#### [作業指示]
以下の本文で「Metaは、ポーランドで詐欺対策の新たな措置を」で始まる段落を、主な事実を保ったまま箇条書きに再構成せよ。

#### [対象本文]
§

Metaは、ポーランドで詐欺対策の新たな措置を開始すると発表した。これには、有名人や公人になりすますアカウントを検出する強化された人工知能システムの運用と、同国のユーザーを対象に広告を配信する金融サービス広告主の100%に対する本人確認の義務付けが含まれる。同社は、新たな確認要件の導入が今後数週間以内に完了すると述べた。
Metaの中央・東ヨーロッパ公共政策責任者であるJakub Turowskiによると、今回の措置は、検出システムを回避しようとする詐欺師の手法が変化している中で実施される。同社は公開資料で、人工知能モデルやその仕組みに関する技術的詳細を明らかにしていないが、強化されたシステムは他人へのなりすまし事例を減らすことを目的としており、ポーランドはこれが導入される欧州で最初の国々の一つになると説明した。
詐欺の主な二つの発生源を対象とする措置
発表された措置には、主に二つの取り組みが含まれる。
- なりすましの検出:Metaは人工知能システムを利用し、詐欺行為や、有名人・公人の名前や画像になりすますアカウントを検出している。同社によると、この技術により、著名人の画像が悪用された事例に関するユーザーからの通報件数は80%以上減少した。
- 金融広告の確認:これまでは、疑わしい可能性のある行動が見られる場合など、特定のケースで確認が求められていた。今後Metaは、ポーランドを対象とするすべての金融サービス広告主に確認を求める。同社は、この分野を詐欺師による悪用が多いカテゴリーの一つとみなしている。

§

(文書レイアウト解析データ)
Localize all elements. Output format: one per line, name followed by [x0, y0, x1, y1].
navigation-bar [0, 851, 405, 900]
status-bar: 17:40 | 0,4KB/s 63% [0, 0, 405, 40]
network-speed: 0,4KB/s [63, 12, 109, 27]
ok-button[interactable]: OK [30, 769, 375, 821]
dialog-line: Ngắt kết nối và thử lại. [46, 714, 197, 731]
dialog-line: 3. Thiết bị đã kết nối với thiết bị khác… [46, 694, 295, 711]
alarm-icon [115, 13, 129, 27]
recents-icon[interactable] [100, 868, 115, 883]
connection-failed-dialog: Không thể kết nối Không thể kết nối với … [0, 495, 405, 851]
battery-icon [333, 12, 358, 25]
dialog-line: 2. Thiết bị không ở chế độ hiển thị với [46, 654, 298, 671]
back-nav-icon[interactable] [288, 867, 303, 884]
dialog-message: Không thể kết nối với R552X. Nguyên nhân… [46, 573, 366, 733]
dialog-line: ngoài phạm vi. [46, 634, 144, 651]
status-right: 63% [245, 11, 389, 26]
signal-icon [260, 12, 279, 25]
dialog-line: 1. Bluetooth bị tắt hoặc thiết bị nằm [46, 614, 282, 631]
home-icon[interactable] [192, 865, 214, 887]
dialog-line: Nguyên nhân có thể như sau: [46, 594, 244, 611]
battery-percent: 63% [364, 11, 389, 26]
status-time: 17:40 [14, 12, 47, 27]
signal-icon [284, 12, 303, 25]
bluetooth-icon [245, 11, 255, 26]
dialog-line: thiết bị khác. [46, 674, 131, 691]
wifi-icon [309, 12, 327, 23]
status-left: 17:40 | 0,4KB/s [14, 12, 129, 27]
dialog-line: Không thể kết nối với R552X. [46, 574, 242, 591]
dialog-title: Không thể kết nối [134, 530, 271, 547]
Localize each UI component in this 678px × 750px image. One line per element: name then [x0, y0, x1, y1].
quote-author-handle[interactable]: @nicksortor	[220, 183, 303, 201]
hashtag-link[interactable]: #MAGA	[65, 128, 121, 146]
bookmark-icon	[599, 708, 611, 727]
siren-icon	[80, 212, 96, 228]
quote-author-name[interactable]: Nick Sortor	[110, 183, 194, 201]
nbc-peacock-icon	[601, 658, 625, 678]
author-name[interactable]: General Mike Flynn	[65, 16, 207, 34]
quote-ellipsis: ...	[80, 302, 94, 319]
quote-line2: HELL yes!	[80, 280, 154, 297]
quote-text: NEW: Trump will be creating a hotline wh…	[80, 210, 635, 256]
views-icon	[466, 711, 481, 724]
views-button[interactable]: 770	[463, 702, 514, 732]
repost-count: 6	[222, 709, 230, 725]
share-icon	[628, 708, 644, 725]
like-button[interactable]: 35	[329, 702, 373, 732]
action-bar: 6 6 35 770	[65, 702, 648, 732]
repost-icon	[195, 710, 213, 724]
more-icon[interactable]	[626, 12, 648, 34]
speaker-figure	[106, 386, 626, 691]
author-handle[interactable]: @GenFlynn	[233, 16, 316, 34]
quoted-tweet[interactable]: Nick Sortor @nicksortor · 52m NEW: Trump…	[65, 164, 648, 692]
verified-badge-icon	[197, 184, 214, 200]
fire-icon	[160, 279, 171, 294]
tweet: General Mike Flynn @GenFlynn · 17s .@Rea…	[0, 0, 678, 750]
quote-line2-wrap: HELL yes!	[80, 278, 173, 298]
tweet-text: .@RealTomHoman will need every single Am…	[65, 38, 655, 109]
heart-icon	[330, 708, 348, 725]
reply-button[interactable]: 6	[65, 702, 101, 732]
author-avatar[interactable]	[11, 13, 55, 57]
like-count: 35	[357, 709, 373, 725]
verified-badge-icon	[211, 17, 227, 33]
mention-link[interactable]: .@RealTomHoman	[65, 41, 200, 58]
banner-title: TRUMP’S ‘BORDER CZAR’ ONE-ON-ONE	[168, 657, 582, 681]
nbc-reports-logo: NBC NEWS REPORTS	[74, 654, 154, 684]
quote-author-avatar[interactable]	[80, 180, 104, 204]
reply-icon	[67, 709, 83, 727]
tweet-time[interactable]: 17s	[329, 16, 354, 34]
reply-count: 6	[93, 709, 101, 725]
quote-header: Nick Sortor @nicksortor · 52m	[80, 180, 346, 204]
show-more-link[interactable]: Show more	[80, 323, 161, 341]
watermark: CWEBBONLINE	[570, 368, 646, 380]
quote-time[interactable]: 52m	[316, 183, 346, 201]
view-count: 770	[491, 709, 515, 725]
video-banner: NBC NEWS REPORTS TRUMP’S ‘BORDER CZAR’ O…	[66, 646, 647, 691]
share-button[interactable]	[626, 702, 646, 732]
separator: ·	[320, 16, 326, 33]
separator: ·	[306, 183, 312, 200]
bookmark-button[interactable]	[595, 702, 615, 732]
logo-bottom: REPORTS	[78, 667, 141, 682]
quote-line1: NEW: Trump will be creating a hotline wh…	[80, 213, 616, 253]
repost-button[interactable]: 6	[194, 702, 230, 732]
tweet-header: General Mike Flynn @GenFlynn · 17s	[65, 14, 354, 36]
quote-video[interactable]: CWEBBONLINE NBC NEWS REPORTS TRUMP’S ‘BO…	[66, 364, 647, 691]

§

#### [解答]
- Metaがポーランドでの詐欺対策の新措置開始を発表
- 有名人・公人になりすますアカウントを検出する強化AIシステムを運用
- 同国ユーザー向けに広告を配信する金融サービス広告主の100%に本人確認を義務化
- 新たな確認要件の導入は今後数週間以内に完了予定